## DATASET EXCERPTS
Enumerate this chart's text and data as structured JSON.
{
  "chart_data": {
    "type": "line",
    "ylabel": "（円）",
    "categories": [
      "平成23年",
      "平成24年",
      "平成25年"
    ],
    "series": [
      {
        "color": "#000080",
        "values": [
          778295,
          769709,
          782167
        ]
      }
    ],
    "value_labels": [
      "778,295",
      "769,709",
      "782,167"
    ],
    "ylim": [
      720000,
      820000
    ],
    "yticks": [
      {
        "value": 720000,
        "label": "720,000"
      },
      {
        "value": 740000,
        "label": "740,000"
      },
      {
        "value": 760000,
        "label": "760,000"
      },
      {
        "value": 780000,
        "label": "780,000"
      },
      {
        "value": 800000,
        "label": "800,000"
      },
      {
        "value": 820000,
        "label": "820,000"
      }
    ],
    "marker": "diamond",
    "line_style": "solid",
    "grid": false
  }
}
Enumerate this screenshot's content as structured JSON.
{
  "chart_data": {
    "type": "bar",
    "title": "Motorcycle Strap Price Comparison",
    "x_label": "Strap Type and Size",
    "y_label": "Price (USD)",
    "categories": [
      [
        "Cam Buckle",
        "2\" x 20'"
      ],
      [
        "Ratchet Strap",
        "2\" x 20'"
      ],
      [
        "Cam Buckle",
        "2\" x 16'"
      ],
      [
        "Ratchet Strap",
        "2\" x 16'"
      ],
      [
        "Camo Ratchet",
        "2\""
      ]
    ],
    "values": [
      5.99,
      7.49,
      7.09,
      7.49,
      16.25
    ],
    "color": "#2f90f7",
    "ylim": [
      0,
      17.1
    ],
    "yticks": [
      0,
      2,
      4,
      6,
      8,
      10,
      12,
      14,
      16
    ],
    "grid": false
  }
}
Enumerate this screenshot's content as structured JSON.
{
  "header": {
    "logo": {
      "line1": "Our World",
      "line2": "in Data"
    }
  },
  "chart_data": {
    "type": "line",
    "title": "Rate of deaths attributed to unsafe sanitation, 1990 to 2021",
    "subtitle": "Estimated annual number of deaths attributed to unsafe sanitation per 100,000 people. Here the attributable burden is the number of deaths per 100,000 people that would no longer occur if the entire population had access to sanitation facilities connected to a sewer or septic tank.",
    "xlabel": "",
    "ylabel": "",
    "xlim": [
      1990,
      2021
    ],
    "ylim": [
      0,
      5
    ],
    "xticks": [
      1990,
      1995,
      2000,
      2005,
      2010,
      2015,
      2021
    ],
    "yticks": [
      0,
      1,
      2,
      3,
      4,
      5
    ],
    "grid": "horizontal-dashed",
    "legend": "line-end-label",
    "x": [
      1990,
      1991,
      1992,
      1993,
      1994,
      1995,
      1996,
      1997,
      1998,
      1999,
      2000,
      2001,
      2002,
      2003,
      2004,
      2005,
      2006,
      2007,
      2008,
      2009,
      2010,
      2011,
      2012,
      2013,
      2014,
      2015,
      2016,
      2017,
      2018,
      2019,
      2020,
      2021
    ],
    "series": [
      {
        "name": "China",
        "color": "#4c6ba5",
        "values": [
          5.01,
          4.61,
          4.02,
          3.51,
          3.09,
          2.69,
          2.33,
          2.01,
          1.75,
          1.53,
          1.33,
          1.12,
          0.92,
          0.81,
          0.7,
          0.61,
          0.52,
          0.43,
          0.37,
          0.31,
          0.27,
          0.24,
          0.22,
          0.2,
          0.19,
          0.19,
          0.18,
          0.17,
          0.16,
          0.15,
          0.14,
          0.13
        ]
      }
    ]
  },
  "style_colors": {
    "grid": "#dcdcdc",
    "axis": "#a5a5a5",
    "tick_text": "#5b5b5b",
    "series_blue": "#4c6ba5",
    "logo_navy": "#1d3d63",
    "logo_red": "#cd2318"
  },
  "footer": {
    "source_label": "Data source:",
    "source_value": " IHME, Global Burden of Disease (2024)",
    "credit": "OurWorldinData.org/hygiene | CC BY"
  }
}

## YOUR GOAL
Copy out each line exactly.

## WORKED ANSWER
Enumerate this chart's text and data as structured JSON.
{
  "chart_data": {
    "type": "line",
    "ylabel": "（円）",
    "categories": [
      "平成23年",
      "平成24年",
      "平成25年"
    ],
    "series": [
      {
        "color": "#000080",
        "values": [
          778295,
          769709,
          782167
        ]
      }
    ],
    "value_labels": [
      "778,295",
      "769,709",
      "782,167"
    ],
    "ylim": [
      720000,
      820000
    ],
    "yticks": [
      {
        "value": 720000,
        "label": "720,000"
      },
      {
        "value": 740000,
        "label": "740,000"
      },
      {
        "value": 760000,
        "label": "760,000"
      },
      {
        "value": 780000,
        "label": "780,000"
      },
      {
        "value": 800000,
        "label": "800,000"
      },
      {
        "value": 820000,
        "label": "820,000"
      }
    ],
    "marker": "diamond",
    "line_style": "solid",
    "grid": false
  }
}
Enumerate this screenshot's content as structured JSON.
{
  "chart_data": {
    "type": "bar",
    "title": "Motorcycle Strap Price Comparison",
    "x_label": "Strap Type and Size",
    "y_label": "Price (USD)",
    "categories": [
      [
        "Cam Buckle",
        "2\" x 20'"
      ],
      [
        "Ratchet Strap",
        "2\" x 20'"
      ],
      [
        "Cam Buckle",
        "2\" x 16'"
      ],
      [
        "Ratchet Strap",
        "2\" x 16'"
      ],
      [
        "Camo Ratchet",
        "2\""
      ]
    ],
    "values": [
      5.99,
      7.49,
      7.09,
      7.49,
      16.25
    ],
    "color": "#2f90f7",
    "ylim": [
      0,
      17.1
    ],
    "yticks": [
      0,
      2,
      4,
      6,
      8,
      10,
      12,
      14,
      16
    ],
    "grid": false
  }
}
Enumerate this screenshot's content as structured JSON.
{
  "header": {
    "logo": {
      "line1": "Our World",
      "line2": "in Data"
    }
  },
  "chart_data": {
    "type": "line",
    "title": "Rate of deaths attributed to unsafe sanitation, 1990 to 2021",
    "subtitle": "Estimated annual number of deaths attributed to unsafe sanitation per 100,000 people. Here the attributable burden is the number of deaths per 100,000 people that would no longer occur if the entire population had access to sanitation facilities connected to a sewer or septic tank.",
    "xlabel": "",
    "ylabel": "",
    "xlim": [
      1990,
      2021
    ],
    "ylim": [
      0,
      5
    ],
    "xticks": [
      1990,
      1995,
      2000,
      2005,
      2010,
      2015,
      2021
    ],
    "yticks": [
      0,
      1,
      2,
      3,
      4,
      5
    ],
    "grid": "horizontal-dashed",
    "legend": "line-end-label",
    "x": [
      1990,
      1991,
      1992,
      1993,
      1994,
      1995,
      1996,
      1997,
      1998,
      1999,
      2000,
      2001,
      2002,
      2003,
      2004,
      2005,
      2006,
      2007,
      2008,
      2009,
      2010,
      2011,
      2012,
      2013,
      2014,
      2015,
      2016,
      2017,
      2018,
      2019,
      2020,
      2021
    ],
    "series": [
      {
        "name": "China",
        "color": "#4c6ba5",
        "values": [
          5.01,
          4.61,
          4.02,
          3.51,
          3.09,
          2.69,
          2.33,
          2.01,
          1.75,
          1.53,
          1.33,
          1.12,
          0.92,
          0.81,
          0.7,
          0.61,
          0.52,
          0.43,
          0.37,
          0.31,
          0.27,
          0.24,
          0.22,
          0.2,
          0.19,
          0.19,
          0.18,
          0.17,
          0.16,
          0.15,
          0.14,
          0.13
        ]
      }
    ]
  },
  "style_colors": {
    "grid": "#dcdcdc",
    "axis": "#a5a5a5",
    "tick_text": "#5b5b5b",
    "series_blue": "#4c6ba5",
    "logo_navy": "#1d3d63",
    "logo_red": "#cd2318"
  },
  "footer": {
    "source_label": "Data source:",
    "source_value": " IHME, Global Burden of Disease (2024)",
    "credit": "OurWorldinData.org/hygiene | CC BY"
  }
}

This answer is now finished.